• [OBJECTIVE]
Extract from the listing each line in which the word "structured" appears.

-- DATASET EXCERPTS start --

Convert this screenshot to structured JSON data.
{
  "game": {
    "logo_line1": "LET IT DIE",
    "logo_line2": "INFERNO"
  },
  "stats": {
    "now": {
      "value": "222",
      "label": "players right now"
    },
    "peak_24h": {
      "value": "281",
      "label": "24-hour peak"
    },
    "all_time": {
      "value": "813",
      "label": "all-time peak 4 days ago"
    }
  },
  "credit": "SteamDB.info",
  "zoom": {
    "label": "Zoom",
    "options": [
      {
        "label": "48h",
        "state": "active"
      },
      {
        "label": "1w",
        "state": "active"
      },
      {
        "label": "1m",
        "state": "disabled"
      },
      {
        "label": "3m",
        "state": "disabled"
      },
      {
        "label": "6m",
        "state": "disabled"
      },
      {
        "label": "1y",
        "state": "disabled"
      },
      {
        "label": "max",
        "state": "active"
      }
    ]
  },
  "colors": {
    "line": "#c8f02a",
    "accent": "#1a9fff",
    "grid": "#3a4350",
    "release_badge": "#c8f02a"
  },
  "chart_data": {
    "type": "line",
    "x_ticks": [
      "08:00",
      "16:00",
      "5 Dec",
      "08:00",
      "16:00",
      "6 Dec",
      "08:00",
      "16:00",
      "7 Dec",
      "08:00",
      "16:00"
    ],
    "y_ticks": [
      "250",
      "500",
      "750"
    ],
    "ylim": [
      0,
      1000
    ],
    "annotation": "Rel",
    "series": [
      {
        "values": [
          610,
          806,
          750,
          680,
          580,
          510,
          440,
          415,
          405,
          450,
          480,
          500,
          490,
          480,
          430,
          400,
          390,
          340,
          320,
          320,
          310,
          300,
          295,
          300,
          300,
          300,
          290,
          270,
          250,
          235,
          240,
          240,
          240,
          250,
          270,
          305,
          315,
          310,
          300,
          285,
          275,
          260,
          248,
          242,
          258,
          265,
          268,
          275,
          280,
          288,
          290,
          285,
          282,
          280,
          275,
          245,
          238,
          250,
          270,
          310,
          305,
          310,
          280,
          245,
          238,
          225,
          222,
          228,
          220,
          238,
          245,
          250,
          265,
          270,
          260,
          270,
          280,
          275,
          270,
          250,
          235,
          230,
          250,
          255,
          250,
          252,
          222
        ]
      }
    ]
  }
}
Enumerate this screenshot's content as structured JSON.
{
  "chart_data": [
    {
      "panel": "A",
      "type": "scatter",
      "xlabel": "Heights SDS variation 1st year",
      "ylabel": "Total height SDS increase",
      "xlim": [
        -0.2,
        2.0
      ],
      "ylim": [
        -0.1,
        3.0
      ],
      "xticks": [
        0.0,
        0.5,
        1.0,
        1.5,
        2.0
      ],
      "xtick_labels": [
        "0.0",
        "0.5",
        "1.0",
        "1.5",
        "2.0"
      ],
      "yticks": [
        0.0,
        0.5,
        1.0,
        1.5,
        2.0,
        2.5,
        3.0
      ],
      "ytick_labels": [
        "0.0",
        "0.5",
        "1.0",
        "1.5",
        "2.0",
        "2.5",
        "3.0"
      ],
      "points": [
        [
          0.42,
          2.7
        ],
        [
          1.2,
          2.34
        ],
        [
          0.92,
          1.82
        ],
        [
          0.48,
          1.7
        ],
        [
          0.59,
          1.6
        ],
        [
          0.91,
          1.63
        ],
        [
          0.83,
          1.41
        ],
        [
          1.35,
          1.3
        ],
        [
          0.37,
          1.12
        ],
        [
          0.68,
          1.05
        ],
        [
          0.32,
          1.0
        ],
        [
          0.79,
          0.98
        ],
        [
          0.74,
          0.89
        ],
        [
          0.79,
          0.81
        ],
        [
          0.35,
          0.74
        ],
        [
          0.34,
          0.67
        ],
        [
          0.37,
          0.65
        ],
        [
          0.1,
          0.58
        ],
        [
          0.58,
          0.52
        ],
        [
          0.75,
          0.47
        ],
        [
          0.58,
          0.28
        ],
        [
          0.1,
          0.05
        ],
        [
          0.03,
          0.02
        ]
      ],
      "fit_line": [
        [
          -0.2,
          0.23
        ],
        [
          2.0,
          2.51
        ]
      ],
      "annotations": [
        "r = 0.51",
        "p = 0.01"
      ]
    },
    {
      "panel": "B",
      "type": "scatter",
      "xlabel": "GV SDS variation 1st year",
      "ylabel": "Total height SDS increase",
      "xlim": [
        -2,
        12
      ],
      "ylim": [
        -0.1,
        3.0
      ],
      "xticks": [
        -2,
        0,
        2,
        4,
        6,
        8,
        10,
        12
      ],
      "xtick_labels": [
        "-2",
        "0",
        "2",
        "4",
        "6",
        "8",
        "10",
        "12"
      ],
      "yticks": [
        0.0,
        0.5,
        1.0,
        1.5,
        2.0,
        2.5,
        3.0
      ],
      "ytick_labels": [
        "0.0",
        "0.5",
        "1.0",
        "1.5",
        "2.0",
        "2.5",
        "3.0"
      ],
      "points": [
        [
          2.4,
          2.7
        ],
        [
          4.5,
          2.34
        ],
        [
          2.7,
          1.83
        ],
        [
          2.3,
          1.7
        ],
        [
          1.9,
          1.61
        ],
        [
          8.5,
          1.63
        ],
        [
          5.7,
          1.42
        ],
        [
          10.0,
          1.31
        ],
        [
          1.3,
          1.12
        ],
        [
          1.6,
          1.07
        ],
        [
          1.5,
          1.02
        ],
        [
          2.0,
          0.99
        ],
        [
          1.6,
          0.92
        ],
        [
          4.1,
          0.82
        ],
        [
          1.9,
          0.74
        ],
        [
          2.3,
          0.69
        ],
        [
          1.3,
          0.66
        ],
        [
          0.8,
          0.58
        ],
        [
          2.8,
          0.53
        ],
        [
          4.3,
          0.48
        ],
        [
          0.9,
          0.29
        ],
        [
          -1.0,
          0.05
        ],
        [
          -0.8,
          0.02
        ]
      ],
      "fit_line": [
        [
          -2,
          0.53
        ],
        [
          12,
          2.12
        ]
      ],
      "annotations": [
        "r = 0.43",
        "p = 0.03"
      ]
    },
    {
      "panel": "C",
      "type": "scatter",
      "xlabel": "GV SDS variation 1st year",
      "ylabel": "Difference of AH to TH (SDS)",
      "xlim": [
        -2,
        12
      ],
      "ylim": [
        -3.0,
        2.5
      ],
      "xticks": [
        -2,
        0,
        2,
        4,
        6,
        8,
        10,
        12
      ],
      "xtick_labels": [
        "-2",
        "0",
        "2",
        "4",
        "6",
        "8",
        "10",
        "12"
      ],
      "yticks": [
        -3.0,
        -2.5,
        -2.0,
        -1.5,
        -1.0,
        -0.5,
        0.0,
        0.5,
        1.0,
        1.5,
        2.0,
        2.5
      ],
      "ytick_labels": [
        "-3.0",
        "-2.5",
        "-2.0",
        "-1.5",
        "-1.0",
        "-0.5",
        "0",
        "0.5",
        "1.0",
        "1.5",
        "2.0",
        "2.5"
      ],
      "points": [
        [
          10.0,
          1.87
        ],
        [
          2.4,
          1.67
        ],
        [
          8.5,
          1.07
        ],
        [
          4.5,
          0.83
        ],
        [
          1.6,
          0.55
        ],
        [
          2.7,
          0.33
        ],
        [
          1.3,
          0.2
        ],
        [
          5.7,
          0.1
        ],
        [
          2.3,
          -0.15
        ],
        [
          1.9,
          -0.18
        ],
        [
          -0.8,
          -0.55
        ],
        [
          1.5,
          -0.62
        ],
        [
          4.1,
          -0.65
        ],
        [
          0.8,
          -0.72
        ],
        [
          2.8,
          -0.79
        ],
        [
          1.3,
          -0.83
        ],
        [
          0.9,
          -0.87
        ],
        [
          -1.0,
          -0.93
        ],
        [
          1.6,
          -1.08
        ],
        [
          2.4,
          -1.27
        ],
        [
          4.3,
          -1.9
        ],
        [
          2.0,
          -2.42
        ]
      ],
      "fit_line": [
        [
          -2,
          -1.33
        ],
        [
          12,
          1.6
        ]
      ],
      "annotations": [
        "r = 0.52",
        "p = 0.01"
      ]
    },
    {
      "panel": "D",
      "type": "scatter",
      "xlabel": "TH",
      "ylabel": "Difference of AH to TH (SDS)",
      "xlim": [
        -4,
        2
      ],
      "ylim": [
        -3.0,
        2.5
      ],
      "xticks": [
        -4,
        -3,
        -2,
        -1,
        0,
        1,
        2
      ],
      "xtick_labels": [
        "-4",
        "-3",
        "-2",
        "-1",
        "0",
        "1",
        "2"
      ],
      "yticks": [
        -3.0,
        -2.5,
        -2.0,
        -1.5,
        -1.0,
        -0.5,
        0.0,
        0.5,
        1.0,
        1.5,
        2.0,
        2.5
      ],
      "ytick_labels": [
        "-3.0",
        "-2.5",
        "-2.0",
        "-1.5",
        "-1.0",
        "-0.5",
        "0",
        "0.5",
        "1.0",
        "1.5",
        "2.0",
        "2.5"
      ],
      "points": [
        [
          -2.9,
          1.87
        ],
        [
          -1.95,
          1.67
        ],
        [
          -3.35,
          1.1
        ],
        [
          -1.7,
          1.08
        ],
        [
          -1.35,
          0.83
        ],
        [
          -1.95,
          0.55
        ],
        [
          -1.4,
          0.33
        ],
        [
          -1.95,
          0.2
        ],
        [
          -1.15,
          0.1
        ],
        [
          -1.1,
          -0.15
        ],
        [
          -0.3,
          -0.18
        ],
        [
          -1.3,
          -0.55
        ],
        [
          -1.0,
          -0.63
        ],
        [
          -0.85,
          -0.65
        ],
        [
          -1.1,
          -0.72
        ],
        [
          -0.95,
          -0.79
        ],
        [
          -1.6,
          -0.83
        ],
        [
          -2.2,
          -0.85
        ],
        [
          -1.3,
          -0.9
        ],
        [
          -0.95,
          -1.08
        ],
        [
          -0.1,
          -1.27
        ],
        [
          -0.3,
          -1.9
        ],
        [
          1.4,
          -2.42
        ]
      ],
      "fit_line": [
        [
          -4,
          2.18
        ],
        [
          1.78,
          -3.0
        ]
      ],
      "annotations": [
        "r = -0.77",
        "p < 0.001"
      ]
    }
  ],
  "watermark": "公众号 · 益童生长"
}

-- DATASET EXCERPTS end --

• [TASK RESPONSE]
Convert this screenshot to structured JSON data.
Enumerate this screenshot's content as structured JSON.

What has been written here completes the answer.